_Given exercise_
Extract every line that includes the string "document".

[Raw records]
-- START --
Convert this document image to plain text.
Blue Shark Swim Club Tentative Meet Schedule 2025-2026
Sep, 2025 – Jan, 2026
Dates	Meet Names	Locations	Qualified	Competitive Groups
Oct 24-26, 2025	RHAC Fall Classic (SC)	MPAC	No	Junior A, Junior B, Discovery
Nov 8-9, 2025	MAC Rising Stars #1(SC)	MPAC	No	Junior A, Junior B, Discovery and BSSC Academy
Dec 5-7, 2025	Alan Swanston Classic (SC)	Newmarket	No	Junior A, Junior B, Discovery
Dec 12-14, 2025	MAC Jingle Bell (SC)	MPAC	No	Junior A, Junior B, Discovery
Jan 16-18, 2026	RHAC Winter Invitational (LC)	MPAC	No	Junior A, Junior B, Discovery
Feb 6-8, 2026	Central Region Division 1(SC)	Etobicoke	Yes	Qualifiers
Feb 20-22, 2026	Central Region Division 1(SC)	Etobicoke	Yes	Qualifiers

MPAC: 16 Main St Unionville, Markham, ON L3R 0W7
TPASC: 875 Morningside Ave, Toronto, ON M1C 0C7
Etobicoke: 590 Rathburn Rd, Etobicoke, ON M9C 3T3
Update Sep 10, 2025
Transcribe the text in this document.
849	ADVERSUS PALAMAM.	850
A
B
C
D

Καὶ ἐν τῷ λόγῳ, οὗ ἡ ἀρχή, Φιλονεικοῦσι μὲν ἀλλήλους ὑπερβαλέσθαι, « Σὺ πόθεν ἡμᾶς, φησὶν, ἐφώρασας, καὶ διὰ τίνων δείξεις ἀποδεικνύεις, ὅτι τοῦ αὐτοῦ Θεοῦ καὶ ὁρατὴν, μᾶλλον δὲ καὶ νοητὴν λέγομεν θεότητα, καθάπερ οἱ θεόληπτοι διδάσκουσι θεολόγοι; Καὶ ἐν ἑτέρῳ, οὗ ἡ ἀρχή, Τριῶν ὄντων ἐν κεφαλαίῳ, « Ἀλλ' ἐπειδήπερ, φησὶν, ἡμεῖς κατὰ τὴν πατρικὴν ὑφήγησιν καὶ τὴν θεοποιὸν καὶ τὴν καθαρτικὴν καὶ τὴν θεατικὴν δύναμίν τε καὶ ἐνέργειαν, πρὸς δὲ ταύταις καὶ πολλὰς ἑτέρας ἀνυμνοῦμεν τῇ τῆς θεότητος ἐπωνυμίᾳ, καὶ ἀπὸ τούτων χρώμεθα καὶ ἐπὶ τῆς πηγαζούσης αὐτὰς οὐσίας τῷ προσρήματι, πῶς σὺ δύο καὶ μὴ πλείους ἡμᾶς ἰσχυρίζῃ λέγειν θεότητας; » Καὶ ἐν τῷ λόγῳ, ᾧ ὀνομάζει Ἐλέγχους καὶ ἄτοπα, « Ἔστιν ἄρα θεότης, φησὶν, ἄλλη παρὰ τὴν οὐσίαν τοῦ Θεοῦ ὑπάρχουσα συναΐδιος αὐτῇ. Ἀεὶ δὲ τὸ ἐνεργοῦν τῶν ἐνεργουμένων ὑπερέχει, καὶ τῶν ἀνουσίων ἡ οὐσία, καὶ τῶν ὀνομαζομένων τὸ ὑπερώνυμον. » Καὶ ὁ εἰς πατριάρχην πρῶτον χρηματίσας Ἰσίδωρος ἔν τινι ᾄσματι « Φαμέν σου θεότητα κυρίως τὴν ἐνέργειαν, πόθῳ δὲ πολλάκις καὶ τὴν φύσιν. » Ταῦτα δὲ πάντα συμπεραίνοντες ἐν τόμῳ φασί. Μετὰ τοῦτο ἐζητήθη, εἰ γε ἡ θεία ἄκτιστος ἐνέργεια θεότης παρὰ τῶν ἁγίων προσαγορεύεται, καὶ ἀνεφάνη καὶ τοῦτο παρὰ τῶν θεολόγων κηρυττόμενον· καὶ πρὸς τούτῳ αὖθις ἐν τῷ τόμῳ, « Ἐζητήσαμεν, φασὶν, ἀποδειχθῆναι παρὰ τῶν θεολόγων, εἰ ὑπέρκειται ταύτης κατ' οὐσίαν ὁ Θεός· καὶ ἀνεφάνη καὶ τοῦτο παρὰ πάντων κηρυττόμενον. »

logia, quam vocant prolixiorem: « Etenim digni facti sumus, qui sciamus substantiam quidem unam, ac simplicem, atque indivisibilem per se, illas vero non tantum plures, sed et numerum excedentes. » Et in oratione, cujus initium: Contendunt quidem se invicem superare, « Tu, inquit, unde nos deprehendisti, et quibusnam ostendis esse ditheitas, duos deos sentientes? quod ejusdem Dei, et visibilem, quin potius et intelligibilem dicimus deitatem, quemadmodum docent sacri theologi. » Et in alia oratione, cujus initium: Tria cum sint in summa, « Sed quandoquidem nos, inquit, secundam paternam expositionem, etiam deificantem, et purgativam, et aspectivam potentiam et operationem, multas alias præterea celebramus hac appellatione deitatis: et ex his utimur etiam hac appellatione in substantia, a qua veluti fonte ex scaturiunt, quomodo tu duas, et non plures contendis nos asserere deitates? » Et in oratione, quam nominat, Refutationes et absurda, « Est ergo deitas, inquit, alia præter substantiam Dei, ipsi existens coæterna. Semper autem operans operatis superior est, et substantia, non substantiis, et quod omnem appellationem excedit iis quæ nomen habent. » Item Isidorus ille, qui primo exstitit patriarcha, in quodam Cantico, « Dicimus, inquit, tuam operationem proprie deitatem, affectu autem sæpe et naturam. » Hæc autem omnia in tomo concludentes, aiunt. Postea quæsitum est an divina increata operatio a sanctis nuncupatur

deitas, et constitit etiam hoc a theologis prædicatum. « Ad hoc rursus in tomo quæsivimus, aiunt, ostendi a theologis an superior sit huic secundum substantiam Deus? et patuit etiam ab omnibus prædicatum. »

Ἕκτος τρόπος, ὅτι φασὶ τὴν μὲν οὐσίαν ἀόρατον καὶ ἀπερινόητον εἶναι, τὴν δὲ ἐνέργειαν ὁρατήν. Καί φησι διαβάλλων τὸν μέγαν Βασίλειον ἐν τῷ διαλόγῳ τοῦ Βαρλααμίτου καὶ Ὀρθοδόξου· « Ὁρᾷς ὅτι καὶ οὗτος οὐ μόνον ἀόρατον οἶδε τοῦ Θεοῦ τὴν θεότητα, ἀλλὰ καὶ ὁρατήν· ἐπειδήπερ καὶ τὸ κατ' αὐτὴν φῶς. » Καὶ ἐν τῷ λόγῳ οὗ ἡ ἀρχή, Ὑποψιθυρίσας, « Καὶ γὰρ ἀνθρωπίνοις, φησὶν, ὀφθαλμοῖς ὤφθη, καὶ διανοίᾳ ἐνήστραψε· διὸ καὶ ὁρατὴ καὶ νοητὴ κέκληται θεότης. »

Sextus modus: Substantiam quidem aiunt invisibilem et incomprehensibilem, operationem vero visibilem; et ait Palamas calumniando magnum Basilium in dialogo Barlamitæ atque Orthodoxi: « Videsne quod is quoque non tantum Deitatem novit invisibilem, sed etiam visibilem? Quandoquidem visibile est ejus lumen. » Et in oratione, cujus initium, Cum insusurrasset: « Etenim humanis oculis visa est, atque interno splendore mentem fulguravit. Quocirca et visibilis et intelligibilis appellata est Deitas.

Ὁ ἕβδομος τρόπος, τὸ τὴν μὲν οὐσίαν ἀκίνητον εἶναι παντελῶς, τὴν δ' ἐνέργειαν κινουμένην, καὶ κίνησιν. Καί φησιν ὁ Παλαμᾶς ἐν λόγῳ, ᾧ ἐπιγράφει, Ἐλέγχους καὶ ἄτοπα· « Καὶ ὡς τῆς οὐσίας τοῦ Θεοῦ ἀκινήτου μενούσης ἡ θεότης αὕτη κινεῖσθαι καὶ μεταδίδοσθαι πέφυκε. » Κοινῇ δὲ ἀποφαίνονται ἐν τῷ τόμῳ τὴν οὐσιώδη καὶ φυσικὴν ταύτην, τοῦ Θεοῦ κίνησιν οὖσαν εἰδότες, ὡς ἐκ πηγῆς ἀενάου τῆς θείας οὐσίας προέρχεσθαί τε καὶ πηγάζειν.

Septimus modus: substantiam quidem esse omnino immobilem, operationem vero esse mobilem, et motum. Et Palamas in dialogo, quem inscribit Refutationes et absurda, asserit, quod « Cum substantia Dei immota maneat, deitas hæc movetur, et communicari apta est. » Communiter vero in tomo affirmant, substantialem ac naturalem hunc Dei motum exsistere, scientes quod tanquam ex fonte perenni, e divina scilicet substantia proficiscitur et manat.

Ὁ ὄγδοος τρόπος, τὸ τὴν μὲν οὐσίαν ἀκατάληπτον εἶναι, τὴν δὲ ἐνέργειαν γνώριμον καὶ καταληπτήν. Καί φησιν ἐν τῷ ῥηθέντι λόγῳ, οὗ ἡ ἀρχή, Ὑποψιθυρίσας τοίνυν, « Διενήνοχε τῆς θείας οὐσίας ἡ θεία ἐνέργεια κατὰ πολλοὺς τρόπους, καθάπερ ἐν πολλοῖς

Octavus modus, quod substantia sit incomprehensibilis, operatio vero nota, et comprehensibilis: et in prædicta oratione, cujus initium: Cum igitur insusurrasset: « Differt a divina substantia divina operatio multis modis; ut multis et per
-- END --
_Solved exercise_
Convert this document image to plain text.
Transcribe the text in this document.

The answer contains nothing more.